> Provided data:
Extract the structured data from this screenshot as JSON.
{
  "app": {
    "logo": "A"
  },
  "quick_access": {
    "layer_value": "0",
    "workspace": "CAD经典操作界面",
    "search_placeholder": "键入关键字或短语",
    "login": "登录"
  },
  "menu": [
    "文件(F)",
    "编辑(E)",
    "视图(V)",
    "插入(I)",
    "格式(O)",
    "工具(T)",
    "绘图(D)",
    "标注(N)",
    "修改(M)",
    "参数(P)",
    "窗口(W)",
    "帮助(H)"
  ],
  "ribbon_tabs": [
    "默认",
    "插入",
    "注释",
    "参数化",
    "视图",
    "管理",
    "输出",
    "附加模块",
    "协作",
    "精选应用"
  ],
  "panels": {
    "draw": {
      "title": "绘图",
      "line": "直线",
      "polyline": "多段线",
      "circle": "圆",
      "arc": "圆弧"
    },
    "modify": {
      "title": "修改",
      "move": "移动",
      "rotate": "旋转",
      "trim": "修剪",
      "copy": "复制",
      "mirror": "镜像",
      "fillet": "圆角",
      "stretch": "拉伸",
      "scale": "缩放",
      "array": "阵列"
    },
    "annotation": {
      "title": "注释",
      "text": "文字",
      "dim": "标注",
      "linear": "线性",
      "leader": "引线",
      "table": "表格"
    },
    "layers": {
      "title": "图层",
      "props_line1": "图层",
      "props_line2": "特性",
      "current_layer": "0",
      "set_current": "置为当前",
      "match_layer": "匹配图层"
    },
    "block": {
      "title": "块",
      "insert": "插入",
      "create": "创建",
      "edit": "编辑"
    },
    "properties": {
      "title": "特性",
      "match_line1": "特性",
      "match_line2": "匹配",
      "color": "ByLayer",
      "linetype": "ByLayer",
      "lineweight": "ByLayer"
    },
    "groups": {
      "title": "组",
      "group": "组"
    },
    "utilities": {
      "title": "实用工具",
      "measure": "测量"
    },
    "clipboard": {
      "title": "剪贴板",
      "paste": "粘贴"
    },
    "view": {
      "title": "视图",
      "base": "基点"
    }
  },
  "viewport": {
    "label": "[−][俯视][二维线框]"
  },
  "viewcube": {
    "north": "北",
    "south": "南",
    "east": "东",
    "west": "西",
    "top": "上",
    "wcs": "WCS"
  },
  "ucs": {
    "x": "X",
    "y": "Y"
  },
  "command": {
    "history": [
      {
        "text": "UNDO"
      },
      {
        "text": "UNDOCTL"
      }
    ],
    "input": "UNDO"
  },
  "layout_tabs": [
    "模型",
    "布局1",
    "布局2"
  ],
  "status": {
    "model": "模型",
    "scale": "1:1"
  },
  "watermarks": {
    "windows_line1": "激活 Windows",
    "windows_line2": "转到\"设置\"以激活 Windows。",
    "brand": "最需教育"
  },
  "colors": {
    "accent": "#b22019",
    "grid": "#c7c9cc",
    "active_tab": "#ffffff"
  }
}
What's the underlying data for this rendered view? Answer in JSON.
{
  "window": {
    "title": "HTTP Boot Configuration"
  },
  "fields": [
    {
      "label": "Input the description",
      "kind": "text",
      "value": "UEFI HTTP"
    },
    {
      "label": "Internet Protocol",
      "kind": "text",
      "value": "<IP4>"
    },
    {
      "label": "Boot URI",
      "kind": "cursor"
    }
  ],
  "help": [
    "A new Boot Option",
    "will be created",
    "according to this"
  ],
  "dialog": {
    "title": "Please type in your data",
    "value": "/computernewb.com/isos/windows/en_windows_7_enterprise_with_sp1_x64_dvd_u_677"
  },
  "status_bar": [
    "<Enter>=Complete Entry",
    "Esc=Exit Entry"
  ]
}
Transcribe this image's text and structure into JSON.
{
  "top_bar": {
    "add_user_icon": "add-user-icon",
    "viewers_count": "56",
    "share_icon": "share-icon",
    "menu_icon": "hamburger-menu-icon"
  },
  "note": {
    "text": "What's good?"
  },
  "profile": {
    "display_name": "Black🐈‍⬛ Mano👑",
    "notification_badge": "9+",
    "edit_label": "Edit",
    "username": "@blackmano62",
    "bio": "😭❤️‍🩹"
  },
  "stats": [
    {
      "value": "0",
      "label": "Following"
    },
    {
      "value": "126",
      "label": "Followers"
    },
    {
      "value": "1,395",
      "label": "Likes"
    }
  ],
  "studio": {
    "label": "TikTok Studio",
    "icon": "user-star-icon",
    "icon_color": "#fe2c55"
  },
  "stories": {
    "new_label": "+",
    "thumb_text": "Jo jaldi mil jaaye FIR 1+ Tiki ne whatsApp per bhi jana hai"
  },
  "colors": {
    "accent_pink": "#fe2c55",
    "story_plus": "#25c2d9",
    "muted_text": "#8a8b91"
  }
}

> Exercise requirements:
Every record above should be copied exactly.

> Result below:
Extract the structured data from this screenshot as JSON.
{
  "app": {
    "logo": "A"
  },
  "quick_access": {
    "layer_value": "0",
    "workspace": "CAD经典操作界面",
    "search_placeholder": "键入关键字或短语",
    "login": "登录"
  },
  "menu": [
    "文件(F)",
    "编辑(E)",
    "视图(V)",
    "插入(I)",
    "格式(O)",
    "工具(T)",
    "绘图(D)",
    "标注(N)",
    "修改(M)",
    "参数(P)",
    "窗口(W)",
    "帮助(H)"
  ],
  "ribbon_tabs": [
    "默认",
    "插入",
    "注释",
    "参数化",
    "视图",
    "管理",
    "输出",
    "附加模块",
    "协作",
    "精选应用"
  ],
  "panels": {
    "draw": {
      "title": "绘图",
      "line": "直线",
      "polyline": "多段线",
      "circle": "圆",
      "arc": "圆弧"
    },
    "modify": {
      "title": "修改",
      "move": "移动",
      "rotate": "旋转",
      "trim": "修剪",
      "copy": "复制",
      "mirror": "镜像",
      "fillet": "圆角",
      "stretch": "拉伸",
      "scale": "缩放",
      "array": "阵列"
    },
    "annotation": {
      "title": "注释",
      "text": "文字",
      "dim": "标注",
      "linear": "线性",
      "leader": "引线",
      "table": "表格"
    },
    "layers": {
      "title": "图层",
      "props_line1": "图层",
      "props_line2": "特性",
      "current_layer": "0",
      "set_current": "置为当前",
      "match_layer": "匹配图层"
    },
    "block": {
      "title": "块",
      "insert": "插入",
      "create": "创建",
      "edit": "编辑"
    },
    "properties": {
      "title": "特性",
      "match_line1": "特性",
      "match_line2": "匹配",
      "color": "ByLayer",
      "linetype": "ByLayer",
      "lineweight": "ByLayer"
    },
    "groups": {
      "title": "组",
      "group": "组"
    },
    "utilities": {
      "title": "实用工具",
      "measure": "测量"
    },
    "clipboard": {
      "title": "剪贴板",
      "paste": "粘贴"
    },
    "view": {
      "title": "视图",
      "base": "基点"
    }
  },
  "viewport": {
    "label": "[−][俯视][二维线框]"
  },
  "viewcube": {
    "north": "北",
    "south": "南",
    "east": "东",
    "west": "西",
    "top": "上",
    "wcs": "WCS"
  },
  "ucs": {
    "x": "X",
    "y": "Y"
  },
  "command": {
    "history": [
      {
        "text": "UNDO"
      },
      {
        "text": "UNDOCTL"
      }
    ],
    "input": "UNDO"
  },
  "layout_tabs": [
    "模型",
    "布局1",
    "布局2"
  ],
  "status": {
    "model": "模型",
    "scale": "1:1"
  },
  "watermarks": {
    "windows_line1": "激活 Windows",
    "windows_line2": "转到\"设置\"以激活 Windows。",
    "brand": "最需教育"
  },
  "colors": {
    "accent": "#b22019",
    "grid": "#c7c9cc",
    "active_tab": "#ffffff"
  }
}
What's the underlying data for this rendered view? Answer in JSON.
{
  "window": {
    "title": "HTTP Boot Configuration"
  },
  "fields": [
    {
      "label": "Input the description",
      "kind": "text",
      "value": "UEFI HTTP"
    },
    {
      "label": "Internet Protocol",
      "kind": "text",
      "value": "<IP4>"
    },
    {
      "label": "Boot URI",
      "kind": "cursor"
    }
  ],
  "help": [
    "A new Boot Option",
    "will be created",
    "according to this"
  ],
  "dialog": {
    "title": "Please type in your data",
    "value": "/computernewb.com/isos/windows/en_windows_7_enterprise_with_sp1_x64_dvd_u_677"
  },
  "status_bar": [
    "<Enter>=Complete Entry",
    "Esc=Exit Entry"
  ]
}
Transcribe this image's text and structure into JSON.
{
  "top_bar": {
    "add_user_icon": "add-user-icon",
    "viewers_count": "56",
    "share_icon": "share-icon",
    "menu_icon": "hamburger-menu-icon"
  },
  "note": {
    "text": "What's good?"
  },
  "profile": {
    "display_name": "Black🐈‍⬛ Mano👑",
    "notification_badge": "9+",
    "edit_label": "Edit",
    "username": "@blackmano62",
    "bio": "😭❤️‍🩹"
  },
  "stats": [
    {
      "value": "0",
      "label": "Following"
    },
    {
      "value": "126",
      "label": "Followers"
    },
    {
      "value": "1,395",
      "label": "Likes"
    }
  ],
  "studio": {
    "label": "TikTok Studio",
    "icon": "user-star-icon",
    "icon_color": "#fe2c55"
  },
  "stories": {
    "new_label": "+",
    "thumb_text": "Jo jaldi mil jaaye FIR 1+ Tiki ne whatsApp per bhi jana hai"
  },
  "colors": {
    "accent_pink": "#fe2c55",
    "story_plus": "#25c2d9",
    "muted_text": "#8a8b91"
  }
}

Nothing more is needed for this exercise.